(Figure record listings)

□ □ □

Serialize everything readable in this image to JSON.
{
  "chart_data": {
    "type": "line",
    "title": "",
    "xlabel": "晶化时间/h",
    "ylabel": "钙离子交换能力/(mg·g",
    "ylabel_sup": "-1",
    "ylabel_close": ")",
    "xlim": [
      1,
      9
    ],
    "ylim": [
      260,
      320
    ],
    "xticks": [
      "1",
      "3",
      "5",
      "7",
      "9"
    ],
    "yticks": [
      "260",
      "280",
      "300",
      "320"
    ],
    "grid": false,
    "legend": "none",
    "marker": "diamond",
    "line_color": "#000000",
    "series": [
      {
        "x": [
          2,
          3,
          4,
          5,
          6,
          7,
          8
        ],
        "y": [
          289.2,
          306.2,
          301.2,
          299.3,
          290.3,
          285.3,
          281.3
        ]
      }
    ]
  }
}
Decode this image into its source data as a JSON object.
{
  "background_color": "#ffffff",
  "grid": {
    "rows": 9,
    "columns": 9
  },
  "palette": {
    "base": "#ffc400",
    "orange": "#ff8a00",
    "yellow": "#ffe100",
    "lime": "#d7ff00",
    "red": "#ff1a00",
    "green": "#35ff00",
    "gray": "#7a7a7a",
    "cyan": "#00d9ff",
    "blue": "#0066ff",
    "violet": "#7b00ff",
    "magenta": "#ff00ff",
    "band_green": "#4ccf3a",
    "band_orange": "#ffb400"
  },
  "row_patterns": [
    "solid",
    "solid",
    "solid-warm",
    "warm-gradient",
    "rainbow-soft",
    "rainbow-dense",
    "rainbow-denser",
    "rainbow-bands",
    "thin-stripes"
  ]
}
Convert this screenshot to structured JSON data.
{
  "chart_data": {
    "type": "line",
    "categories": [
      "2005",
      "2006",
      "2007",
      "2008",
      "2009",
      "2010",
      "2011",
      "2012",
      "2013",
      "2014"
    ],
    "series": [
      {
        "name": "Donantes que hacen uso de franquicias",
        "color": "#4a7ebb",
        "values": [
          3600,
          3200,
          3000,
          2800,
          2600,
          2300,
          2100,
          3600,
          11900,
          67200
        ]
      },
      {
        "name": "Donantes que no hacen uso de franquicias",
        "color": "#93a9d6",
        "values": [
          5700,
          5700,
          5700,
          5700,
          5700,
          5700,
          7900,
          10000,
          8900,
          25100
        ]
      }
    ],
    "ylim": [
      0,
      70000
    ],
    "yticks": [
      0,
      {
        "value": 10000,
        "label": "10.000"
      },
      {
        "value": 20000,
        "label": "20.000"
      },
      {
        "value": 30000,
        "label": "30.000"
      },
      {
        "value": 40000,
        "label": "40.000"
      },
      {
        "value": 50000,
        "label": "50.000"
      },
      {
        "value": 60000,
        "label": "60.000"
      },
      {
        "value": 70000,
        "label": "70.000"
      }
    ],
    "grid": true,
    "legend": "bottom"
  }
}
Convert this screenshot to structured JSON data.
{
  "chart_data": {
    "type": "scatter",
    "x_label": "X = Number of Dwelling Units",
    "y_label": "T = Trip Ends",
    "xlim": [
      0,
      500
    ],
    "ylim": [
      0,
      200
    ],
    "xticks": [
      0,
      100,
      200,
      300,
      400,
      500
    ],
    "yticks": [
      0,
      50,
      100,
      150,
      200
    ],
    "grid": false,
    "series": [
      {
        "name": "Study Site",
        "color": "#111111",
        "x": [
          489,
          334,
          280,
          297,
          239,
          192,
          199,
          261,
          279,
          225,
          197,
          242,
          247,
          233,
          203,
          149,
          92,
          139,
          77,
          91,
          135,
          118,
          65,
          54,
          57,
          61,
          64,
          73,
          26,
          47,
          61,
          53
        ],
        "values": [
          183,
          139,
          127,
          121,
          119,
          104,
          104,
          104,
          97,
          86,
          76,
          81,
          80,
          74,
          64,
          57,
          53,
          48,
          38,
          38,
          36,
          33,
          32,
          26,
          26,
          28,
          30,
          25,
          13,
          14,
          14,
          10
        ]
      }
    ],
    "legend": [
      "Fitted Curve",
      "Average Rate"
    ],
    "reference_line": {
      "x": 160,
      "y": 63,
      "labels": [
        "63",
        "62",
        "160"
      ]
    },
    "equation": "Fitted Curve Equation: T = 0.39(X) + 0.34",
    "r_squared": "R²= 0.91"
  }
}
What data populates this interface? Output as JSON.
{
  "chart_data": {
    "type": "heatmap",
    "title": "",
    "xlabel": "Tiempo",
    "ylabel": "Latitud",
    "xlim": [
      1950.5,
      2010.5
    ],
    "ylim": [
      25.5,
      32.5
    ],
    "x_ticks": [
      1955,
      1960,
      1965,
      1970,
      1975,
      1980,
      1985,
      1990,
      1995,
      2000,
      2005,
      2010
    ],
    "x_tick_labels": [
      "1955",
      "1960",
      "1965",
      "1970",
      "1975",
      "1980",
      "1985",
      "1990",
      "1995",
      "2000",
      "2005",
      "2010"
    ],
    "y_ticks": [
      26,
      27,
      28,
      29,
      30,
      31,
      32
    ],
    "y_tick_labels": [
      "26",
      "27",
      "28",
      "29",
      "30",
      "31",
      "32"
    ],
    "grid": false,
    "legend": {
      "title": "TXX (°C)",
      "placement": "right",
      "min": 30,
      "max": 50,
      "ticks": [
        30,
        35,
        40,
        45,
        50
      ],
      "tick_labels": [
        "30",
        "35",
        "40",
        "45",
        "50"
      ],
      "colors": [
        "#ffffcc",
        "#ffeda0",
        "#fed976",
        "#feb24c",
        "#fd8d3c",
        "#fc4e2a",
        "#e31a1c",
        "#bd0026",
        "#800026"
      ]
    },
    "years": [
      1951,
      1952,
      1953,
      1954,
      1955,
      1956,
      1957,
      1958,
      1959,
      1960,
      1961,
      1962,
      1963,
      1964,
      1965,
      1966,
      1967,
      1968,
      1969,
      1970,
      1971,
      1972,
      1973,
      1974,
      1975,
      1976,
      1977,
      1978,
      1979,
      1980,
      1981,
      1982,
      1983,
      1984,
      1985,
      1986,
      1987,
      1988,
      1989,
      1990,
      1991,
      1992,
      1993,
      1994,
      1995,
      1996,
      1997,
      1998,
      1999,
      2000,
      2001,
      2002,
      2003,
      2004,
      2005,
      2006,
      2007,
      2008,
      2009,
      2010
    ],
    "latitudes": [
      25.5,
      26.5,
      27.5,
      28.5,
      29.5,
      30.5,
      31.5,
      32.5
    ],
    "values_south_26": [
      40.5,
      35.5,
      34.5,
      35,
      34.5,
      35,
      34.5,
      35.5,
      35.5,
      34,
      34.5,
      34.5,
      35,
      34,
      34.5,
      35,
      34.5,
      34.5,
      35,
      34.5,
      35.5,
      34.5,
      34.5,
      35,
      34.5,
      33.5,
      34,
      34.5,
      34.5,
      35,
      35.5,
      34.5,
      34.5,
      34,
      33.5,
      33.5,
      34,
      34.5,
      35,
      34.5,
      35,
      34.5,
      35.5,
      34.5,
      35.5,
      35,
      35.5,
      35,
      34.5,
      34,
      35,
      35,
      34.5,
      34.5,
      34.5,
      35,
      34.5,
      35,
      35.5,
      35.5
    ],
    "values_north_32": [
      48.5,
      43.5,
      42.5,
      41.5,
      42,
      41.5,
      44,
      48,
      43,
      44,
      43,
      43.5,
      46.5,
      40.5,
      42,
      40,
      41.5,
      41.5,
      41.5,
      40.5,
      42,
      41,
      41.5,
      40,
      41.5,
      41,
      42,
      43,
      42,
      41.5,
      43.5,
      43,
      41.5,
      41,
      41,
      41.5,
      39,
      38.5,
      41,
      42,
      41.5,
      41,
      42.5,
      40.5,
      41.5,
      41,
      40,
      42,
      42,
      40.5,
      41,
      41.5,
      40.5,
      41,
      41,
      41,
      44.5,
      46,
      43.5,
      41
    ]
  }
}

□ □ □

■ **What you should do**:
Go through the records above, find every line with the word "rainbow", and list those lines.

■ **Right answer**:
    "rainbow-soft",
    "rainbow-dense",
    "rainbow-denser",
    "rainbow-bands",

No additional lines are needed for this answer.